GIVEN INSTRUCTION =>
Give all of the lines again exactly as they read.

>> start

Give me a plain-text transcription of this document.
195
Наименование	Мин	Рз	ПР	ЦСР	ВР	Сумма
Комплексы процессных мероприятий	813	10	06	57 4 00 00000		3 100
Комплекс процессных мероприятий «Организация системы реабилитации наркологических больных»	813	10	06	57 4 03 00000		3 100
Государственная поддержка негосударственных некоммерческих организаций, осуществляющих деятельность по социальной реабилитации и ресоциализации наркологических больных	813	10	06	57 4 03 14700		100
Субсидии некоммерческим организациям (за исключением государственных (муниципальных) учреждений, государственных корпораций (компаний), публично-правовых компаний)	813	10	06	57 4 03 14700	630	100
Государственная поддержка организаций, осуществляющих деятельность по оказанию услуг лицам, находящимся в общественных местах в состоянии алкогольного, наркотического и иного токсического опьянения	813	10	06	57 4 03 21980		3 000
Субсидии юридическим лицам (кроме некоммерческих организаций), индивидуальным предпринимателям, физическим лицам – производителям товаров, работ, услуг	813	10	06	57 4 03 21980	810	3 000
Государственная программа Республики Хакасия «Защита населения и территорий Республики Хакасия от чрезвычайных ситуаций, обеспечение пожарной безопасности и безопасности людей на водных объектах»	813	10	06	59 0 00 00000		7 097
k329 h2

>> end

TASK ANSWER =>
Give me a plain-text transcription of this document.
195
Наименование	Мин	Рз	ПР	ЦСР	ВР	Сумма
Комплексы процессных мероприятий	813	10	06	57 4 00 00000		3 100
Комплекс процессных мероприятий «Организация системы реабилитации наркологических больных»	813	10	06	57 4 03 00000		3 100
Государственная поддержка негосударственных некоммерческих организаций, осуществляющих деятельность по социальной реабилитации и ресоциализации наркологических больных	813	10	06	57 4 03 14700		100
Субсидии некоммерческим организациям (за исключением государственных (муниципальных) учреждений, государственных корпораций (компаний), публично-правовых компаний)	813	10	06	57 4 03 14700	630	100
Государственная поддержка организаций, осуществляющих деятельность по оказанию услуг лицам, находящимся в общественных местах в состоянии алкогольного, наркотического и иного токсического опьянения	813	10	06	57 4 03 21980		3 000
Субсидии юридическим лицам (кроме некоммерческих организаций), индивидуальным предпринимателям, физическим лицам – производителям товаров, работ, услуг	813	10	06	57 4 03 21980	810	3 000
Государственная программа Республики Хакасия «Защита населения и территорий Республики Хакасия от чрезвычайных ситуаций, обеспечение пожарной безопасности и безопасности людей на водных объектах»	813	10	06	59 0 00 00000		7 097
k329 h2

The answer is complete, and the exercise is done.